*** Opening of EXCERPT ***

PainSci » bibliography »  Baets et al 2020

One article on PainSci cites  Baets 2020: Complete Guide to Frozen Shoulder

original abstract Abstracts here may not perfectly match originals, for a variety of technical and practical reasons. Some abstacts are truncated for my purposes here, if they are particularly long-winded and unhelpful. I occasionally add clarifying notes. And I make some minor corrections.

Background: Frozen shoulder is a painful glenohumeral joint condition. Pain-related beliefs are recognized drivers of function in musculoskeletal conditions. This cross-sectional study investigates associations between pain-related beliefs and arm function in frozen shoulder. Methods: Pain intensity, arm function (Disabilities of the Arm, Shoulder and Hand Questionnaire (DASH)), pain catastrophizing (Pain Catastrophizing Scale (PCS)), pain-related fear (Tampa Scale for Kinesiophobia (TSK-11)) and pain self-efficacy (Pain Self-Efficacy Questionnaire (PSEQ)) were administered in 85 persons with frozen shoulder. Correlation analyses assessed associations between pain-related beliefs and arm function. Regression analysis calculated the explained variance in arm function by pain-related beliefs. Results: Pain-related fear, pain catastrophizing and pain self-efficacy were significantly associated with arm function (r = 0.51; r = 0.45 and r = -0.69, all p < .0001, respectively). Thirty-one percent of variance in arm function was explained by control variables, with pain intensity being the only significant one. After adding TSK-11, PCS and PSEQ scores to the model, 26% extra variance in arm function was explained, with significant contributions of pain intensity, pain-related fear and pain self-efficacy (R2 = 0.57). Conclusions: Attention should be paid towards the negative effect of pain-related fear on outcomes in frozen shoulder and towards building one's pain self-efficacy given its protective value in pain management.

*** Close of EXCERPT ***
*** Opening of RECORDED INFORMATION ***

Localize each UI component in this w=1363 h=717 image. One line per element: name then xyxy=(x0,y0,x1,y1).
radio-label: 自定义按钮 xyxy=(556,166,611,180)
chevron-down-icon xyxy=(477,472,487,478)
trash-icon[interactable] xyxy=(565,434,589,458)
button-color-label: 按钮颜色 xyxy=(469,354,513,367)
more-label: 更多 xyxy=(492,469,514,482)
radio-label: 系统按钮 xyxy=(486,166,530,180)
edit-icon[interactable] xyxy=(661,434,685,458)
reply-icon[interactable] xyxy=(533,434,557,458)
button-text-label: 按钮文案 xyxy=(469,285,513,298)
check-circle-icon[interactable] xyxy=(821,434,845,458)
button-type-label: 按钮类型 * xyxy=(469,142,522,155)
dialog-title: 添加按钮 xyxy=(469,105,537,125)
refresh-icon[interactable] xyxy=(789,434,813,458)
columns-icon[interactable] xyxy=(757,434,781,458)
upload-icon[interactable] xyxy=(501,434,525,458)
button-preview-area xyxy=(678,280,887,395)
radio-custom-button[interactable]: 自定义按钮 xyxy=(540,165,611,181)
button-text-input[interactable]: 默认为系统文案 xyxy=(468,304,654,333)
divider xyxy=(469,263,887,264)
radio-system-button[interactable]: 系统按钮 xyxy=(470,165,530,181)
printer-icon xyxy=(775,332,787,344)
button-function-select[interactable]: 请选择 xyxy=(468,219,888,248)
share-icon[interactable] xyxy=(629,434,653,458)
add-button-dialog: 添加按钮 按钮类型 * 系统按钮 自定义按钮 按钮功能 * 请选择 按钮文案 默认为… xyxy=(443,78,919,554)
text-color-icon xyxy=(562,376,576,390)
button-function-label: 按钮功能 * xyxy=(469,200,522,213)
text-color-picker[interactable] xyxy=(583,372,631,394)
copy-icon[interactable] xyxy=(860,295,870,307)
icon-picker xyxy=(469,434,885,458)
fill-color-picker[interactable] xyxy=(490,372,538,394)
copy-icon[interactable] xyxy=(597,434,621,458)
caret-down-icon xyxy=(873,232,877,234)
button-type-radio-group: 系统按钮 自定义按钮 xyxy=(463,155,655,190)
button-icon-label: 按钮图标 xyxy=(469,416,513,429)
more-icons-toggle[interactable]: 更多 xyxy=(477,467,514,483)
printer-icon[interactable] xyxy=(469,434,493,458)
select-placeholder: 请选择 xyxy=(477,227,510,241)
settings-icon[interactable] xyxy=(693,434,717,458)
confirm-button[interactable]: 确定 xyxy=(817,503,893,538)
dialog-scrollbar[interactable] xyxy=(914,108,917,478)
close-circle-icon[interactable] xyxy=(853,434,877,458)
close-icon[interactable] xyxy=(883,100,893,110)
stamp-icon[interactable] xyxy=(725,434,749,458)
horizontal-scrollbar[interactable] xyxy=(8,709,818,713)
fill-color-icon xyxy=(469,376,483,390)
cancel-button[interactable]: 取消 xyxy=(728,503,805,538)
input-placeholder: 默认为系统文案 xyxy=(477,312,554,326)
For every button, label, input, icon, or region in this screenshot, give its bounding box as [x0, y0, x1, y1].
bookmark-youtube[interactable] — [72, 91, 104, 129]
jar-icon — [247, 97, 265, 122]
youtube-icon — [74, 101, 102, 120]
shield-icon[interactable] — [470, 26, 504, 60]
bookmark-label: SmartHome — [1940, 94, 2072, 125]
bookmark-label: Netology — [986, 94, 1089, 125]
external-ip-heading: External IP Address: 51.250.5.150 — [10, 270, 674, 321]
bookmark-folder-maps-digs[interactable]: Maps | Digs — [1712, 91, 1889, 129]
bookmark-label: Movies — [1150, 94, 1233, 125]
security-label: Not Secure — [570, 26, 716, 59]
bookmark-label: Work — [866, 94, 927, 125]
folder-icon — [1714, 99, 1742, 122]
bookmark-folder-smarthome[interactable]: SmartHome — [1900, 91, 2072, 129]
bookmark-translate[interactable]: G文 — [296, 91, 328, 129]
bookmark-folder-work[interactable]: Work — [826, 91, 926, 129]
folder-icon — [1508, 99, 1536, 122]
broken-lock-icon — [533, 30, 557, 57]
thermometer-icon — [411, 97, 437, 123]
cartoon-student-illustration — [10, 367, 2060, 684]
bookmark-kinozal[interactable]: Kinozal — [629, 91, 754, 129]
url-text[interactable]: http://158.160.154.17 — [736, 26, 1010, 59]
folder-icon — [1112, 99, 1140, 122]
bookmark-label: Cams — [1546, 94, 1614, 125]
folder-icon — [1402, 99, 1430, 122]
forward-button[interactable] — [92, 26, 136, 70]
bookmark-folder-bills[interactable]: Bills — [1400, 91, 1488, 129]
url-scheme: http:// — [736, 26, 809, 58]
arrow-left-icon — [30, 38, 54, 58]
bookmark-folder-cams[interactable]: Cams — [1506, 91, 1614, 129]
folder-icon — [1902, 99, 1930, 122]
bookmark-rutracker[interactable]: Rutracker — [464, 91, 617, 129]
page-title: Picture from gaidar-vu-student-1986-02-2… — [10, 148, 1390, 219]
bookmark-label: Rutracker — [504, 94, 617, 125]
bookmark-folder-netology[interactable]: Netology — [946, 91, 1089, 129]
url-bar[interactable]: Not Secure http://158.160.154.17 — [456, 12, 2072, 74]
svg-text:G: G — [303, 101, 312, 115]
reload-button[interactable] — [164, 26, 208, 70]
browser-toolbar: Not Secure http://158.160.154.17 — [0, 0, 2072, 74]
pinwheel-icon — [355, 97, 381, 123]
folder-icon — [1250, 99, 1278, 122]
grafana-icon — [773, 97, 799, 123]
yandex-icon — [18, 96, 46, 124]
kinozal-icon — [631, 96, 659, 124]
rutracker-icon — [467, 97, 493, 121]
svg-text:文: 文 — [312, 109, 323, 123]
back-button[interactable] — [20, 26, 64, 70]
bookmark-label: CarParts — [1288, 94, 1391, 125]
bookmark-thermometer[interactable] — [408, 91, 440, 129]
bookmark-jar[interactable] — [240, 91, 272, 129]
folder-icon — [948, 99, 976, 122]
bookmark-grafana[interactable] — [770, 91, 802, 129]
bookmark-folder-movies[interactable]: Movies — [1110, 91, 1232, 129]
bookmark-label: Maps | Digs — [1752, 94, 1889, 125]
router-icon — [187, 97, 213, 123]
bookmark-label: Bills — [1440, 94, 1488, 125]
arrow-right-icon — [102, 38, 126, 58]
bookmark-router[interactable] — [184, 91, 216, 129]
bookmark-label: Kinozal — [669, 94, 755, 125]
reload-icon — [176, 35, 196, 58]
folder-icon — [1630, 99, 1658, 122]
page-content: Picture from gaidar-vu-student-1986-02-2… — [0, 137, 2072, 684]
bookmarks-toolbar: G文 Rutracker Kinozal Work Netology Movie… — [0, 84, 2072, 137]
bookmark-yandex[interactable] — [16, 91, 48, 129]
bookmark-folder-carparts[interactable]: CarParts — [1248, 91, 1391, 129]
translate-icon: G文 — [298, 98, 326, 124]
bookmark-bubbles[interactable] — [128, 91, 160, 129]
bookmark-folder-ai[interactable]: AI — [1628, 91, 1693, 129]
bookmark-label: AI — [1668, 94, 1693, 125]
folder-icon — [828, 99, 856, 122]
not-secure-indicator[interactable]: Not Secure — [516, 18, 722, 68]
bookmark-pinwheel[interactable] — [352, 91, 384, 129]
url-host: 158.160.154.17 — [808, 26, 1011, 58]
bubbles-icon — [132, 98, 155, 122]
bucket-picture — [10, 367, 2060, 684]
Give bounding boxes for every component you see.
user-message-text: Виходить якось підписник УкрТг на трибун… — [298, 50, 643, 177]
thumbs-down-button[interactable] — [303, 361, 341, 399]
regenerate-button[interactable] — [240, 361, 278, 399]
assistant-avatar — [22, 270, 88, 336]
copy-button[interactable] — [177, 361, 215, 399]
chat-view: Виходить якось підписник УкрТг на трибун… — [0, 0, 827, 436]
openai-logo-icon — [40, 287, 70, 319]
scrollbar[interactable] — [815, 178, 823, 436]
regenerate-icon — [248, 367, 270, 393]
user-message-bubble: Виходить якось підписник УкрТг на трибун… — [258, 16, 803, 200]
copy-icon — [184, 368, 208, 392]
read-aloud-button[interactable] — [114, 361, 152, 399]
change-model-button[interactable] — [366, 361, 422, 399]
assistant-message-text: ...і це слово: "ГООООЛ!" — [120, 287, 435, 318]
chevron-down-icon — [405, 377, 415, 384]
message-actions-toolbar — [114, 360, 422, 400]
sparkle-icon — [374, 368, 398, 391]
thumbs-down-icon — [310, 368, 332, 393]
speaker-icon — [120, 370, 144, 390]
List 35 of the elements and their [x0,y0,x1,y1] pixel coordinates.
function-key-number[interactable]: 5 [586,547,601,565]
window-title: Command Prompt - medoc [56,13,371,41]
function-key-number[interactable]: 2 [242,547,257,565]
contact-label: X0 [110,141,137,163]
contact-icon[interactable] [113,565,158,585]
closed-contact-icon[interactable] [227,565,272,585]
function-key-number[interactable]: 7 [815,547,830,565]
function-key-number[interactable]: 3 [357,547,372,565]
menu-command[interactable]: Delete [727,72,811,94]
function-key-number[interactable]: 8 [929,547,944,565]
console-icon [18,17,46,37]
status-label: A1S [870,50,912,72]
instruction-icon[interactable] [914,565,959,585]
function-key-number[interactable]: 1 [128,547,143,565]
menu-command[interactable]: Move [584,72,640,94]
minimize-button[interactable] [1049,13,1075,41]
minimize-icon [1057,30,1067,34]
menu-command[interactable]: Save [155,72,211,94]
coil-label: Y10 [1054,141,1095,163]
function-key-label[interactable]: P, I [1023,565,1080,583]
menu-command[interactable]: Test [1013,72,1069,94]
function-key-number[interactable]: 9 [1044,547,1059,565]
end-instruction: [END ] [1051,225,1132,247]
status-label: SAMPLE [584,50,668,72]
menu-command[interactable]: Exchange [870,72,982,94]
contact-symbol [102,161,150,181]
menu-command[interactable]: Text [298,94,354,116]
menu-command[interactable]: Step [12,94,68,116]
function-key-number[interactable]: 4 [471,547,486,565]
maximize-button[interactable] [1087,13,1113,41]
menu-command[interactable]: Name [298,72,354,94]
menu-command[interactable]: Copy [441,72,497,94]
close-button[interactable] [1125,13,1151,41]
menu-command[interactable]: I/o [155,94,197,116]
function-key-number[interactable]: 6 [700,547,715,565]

*** Close of RECORDED INFORMATION ***

> [WHAT IS NEEDED] According to the frozen shoulder abstract, what percentage of the variance in arm function was explained by the control variables?

> [RESULT OF THE EXERCISE] Thirty-one percent.